● What the exercise asks: Repeat all entries exactly.

● Entries supplied:
....

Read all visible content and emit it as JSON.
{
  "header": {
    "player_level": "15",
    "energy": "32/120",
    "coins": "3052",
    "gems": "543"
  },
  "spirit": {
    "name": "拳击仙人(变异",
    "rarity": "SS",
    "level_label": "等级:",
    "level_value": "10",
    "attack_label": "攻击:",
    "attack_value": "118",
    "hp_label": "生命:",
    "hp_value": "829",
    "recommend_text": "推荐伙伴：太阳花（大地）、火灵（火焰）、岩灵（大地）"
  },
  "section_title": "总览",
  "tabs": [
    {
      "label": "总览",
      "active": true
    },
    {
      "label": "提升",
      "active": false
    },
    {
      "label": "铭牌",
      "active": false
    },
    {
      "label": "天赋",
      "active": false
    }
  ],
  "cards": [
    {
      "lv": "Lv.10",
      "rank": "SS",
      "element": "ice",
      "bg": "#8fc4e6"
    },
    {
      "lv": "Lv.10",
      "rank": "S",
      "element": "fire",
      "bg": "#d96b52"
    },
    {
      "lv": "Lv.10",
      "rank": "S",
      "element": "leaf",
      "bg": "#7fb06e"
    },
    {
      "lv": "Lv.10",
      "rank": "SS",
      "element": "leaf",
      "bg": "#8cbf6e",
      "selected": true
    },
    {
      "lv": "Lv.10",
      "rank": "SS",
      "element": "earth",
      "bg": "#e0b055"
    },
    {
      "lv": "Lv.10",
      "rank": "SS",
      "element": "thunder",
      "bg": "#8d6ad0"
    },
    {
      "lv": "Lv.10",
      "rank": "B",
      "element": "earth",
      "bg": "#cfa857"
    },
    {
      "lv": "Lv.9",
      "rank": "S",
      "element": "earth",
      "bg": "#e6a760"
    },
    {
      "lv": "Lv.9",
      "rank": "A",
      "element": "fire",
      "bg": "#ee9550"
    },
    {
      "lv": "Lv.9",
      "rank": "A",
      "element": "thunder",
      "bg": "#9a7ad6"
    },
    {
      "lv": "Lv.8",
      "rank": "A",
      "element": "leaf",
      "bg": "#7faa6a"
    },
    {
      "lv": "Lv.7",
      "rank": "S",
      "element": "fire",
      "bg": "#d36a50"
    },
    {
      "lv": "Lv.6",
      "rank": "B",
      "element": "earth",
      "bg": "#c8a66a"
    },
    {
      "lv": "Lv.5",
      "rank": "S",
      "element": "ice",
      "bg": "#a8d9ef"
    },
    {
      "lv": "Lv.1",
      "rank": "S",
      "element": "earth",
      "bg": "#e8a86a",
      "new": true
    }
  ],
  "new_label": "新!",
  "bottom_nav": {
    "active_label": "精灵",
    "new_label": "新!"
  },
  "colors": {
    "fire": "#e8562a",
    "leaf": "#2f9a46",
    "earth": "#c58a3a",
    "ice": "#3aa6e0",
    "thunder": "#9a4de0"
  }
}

....

● Task response:
Read all visible content and emit it as JSON.
{
  "header": {
    "player_level": "15",
    "energy": "32/120",
    "coins": "3052",
    "gems": "543"
  },
  "spirit": {
    "name": "拳击仙人(变异",
    "rarity": "SS",
    "level_label": "等级:",
    "level_value": "10",
    "attack_label": "攻击:",
    "attack_value": "118",
    "hp_label": "生命:",
    "hp_value": "829",
    "recommend_text": "推荐伙伴：太阳花（大地）、火灵（火焰）、岩灵（大地）"
  },
  "section_title": "总览",
  "tabs": [
    {
      "label": "总览",
      "active": true
    },
    {
      "label": "提升",
      "active": false
    },
    {
      "label": "铭牌",
      "active": false
    },
    {
      "label": "天赋",
      "active": false
    }
  ],
  "cards": [
    {
      "lv": "Lv.10",
      "rank": "SS",
      "element": "ice",
      "bg": "#8fc4e6"
    },
    {
      "lv": "Lv.10",
      "rank": "S",
      "element": "fire",
      "bg": "#d96b52"
    },
    {
      "lv": "Lv.10",
      "rank": "S",
      "element": "leaf",
      "bg": "#7fb06e"
    },
    {
      "lv": "Lv.10",
      "rank": "SS",
      "element": "leaf",
      "bg": "#8cbf6e",
      "selected": true
    },
    {
      "lv": "Lv.10",
      "rank": "SS",
      "element": "earth",
      "bg": "#e0b055"
    },
    {
      "lv": "Lv.10",
      "rank": "SS",
      "element": "thunder",
      "bg": "#8d6ad0"
    },
    {
      "lv": "Lv.10",
      "rank": "B",
      "element": "earth",
      "bg": "#cfa857"
    },
    {
      "lv": "Lv.9",
      "rank": "S",
      "element": "earth",
      "bg": "#e6a760"
    },
    {
      "lv": "Lv.9",
      "rank": "A",
      "element": "fire",
      "bg": "#ee9550"
    },
    {
      "lv": "Lv.9",
      "rank": "A",
      "element": "thunder",
      "bg": "#9a7ad6"
    },
    {
      "lv": "Lv.8",
      "rank": "A",
      "element": "leaf",
      "bg": "#7faa6a"
    },
    {
      "lv": "Lv.7",
      "rank": "S",
      "element": "fire",
      "bg": "#d36a50"
    },
    {
      "lv": "Lv.6",
      "rank": "B",
      "element": "earth",
      "bg": "#c8a66a"
    },
    {
      "lv": "Lv.5",
      "rank": "S",
      "element": "ice",
      "bg": "#a8d9ef"
    },
    {
      "lv": "Lv.1",
      "rank": "S",
      "element": "earth",
      "bg": "#e8a86a",
      "new": true
    }
  ],
  "new_label": "新!",
  "bottom_nav": {
    "active_label": "精灵",
    "new_label": "新!"
  },
  "colors": {
    "fire": "#e8562a",
    "leaf": "#2f9a46",
    "earth": "#c58a3a",
    "ice": "#3aa6e0",
    "thunder": "#9a4de0"
  }
}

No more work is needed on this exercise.